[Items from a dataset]
******

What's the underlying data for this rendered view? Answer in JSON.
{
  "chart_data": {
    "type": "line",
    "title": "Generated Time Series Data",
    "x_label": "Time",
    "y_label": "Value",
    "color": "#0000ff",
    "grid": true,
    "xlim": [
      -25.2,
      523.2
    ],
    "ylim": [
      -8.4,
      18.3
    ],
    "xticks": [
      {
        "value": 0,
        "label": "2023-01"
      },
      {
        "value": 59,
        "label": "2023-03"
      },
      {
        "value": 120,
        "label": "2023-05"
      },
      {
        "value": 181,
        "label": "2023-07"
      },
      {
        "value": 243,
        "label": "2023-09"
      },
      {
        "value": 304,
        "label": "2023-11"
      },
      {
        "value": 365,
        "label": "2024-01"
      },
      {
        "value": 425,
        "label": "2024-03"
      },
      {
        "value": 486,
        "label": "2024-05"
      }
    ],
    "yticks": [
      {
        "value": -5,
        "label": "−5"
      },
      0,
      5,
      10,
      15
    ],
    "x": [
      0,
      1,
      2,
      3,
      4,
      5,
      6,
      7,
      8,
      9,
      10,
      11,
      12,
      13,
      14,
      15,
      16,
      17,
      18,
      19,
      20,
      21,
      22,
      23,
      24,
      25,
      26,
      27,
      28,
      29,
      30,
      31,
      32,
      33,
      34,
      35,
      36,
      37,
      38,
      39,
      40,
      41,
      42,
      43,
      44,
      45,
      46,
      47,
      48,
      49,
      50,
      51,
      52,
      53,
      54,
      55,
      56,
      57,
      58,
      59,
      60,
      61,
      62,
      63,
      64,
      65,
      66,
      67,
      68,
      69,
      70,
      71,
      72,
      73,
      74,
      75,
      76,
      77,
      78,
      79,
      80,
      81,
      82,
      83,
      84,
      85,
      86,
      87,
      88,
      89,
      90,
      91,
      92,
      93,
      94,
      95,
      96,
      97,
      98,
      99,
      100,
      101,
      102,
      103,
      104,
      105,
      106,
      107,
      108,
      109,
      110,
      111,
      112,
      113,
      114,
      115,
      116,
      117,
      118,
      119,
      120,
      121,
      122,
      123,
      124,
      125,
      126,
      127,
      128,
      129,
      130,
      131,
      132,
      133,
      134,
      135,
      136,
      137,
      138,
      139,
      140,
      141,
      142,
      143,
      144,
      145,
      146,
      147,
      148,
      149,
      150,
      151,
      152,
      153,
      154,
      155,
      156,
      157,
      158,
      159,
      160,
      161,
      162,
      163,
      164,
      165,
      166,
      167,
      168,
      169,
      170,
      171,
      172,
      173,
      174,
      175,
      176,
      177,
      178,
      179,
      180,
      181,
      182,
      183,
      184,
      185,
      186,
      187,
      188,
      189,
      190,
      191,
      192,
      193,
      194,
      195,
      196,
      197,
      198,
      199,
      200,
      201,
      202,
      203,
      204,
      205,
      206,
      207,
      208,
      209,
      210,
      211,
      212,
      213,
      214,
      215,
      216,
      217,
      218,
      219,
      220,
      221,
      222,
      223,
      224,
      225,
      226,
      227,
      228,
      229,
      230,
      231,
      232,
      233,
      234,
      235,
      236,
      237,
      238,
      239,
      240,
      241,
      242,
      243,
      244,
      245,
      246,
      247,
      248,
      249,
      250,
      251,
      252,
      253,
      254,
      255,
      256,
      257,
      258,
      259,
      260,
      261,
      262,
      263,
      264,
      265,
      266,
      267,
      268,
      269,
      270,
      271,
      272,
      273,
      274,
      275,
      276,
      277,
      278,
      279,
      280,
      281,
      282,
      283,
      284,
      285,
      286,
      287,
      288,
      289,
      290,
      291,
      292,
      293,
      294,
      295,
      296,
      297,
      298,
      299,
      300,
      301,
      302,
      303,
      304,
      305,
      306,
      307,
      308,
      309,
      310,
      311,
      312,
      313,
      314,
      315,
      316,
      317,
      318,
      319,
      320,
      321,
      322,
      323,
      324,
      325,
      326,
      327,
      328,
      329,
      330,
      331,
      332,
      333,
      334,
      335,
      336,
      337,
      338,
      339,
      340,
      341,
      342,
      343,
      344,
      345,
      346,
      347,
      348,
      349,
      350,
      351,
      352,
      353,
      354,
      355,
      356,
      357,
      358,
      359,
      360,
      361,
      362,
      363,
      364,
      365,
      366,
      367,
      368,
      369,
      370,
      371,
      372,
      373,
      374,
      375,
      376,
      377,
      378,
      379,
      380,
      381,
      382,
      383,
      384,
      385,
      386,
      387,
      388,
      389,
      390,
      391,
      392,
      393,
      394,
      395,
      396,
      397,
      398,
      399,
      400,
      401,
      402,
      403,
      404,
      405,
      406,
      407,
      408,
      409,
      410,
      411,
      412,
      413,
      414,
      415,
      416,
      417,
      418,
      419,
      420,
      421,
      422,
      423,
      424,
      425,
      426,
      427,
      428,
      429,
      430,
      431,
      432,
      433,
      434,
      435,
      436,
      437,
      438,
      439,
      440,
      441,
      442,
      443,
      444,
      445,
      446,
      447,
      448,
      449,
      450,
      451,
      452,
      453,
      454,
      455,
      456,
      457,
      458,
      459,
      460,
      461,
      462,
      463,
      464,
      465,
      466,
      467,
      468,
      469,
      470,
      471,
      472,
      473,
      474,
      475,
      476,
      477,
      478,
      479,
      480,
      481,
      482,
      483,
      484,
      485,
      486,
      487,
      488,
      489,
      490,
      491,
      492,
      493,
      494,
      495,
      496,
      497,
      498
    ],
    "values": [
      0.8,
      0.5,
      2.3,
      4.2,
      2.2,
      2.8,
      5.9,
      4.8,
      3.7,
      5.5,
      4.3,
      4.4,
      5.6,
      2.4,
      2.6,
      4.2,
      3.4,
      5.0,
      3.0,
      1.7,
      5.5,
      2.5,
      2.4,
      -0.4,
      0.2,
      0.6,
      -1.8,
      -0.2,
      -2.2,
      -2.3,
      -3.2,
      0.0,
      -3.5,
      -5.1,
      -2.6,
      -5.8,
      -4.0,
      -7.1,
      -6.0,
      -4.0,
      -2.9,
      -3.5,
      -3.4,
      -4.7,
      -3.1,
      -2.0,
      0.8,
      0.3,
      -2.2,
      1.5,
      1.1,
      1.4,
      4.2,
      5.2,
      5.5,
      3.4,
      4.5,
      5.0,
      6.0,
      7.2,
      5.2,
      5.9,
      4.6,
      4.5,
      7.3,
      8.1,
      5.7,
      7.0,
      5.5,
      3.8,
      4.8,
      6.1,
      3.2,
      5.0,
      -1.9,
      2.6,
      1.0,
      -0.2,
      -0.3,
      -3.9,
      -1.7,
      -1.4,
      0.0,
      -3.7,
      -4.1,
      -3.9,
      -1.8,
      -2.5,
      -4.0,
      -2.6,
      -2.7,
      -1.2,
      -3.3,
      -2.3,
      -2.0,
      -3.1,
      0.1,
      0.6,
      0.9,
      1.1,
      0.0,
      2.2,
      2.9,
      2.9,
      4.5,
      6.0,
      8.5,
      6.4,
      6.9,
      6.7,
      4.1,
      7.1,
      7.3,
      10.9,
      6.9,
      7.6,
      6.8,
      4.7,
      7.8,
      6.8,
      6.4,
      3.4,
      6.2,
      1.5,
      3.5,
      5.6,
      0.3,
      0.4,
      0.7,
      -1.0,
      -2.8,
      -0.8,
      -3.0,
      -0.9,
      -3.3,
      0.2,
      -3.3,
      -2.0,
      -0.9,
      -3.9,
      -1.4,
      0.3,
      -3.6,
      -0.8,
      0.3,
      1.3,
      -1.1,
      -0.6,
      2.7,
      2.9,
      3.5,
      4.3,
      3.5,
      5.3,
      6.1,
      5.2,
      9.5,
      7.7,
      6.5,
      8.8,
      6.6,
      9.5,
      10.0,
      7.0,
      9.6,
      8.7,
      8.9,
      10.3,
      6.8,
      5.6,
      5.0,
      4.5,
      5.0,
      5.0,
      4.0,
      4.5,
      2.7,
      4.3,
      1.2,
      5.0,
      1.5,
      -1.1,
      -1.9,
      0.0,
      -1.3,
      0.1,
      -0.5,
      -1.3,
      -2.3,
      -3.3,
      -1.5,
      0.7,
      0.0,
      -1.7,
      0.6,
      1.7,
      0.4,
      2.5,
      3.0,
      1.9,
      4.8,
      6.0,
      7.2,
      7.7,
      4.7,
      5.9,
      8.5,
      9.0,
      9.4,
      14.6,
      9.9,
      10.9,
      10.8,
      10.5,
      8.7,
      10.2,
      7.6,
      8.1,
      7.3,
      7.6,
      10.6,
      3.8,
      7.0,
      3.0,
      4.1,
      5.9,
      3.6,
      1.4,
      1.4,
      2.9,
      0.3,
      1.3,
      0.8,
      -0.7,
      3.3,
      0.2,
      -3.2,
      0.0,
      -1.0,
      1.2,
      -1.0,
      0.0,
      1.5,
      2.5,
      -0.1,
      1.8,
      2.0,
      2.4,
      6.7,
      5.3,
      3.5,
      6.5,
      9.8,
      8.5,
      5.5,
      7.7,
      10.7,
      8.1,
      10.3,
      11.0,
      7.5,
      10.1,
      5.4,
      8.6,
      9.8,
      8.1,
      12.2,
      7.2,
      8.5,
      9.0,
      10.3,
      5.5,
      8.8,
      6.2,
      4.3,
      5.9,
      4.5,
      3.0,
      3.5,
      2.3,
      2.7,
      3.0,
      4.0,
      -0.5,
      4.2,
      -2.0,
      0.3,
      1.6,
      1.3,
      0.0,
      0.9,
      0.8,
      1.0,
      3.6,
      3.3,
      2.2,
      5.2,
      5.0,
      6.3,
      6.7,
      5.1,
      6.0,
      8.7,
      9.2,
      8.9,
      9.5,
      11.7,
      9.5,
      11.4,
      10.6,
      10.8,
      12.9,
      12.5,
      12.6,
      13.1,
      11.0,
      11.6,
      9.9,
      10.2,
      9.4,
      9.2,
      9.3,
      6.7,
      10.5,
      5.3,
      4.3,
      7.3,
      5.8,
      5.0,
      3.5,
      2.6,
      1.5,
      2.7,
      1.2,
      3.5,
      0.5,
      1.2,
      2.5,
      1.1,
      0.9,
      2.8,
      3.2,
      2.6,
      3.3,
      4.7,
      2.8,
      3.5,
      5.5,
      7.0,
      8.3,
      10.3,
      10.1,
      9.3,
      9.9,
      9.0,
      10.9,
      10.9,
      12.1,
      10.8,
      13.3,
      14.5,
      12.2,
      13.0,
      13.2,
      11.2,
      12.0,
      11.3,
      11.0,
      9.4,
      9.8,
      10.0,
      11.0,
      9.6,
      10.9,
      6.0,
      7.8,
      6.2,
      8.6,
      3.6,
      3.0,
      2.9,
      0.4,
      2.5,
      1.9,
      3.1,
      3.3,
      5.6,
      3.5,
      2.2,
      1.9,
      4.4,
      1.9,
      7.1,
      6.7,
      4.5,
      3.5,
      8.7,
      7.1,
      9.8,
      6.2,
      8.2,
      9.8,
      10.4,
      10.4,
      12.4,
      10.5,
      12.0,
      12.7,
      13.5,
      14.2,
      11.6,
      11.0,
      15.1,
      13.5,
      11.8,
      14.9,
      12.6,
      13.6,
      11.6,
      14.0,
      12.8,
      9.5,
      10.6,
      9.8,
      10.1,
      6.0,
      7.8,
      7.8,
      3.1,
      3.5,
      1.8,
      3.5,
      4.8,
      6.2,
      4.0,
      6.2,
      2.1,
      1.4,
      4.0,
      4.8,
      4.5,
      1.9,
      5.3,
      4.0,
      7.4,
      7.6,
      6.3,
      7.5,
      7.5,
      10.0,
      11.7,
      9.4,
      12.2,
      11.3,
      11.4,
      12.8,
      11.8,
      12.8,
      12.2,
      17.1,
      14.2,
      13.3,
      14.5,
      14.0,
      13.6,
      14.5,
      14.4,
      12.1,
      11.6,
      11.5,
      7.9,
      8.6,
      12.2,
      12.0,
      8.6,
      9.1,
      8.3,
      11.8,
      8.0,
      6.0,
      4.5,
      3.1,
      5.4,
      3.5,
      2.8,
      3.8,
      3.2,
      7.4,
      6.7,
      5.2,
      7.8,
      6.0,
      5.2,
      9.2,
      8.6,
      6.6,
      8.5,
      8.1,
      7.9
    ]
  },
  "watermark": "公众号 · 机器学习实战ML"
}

******

TASK TO CARRY OUT:
Work through the records line by line and tally those holding "Time". Reply with the number alone.

TASK ANSWER:
2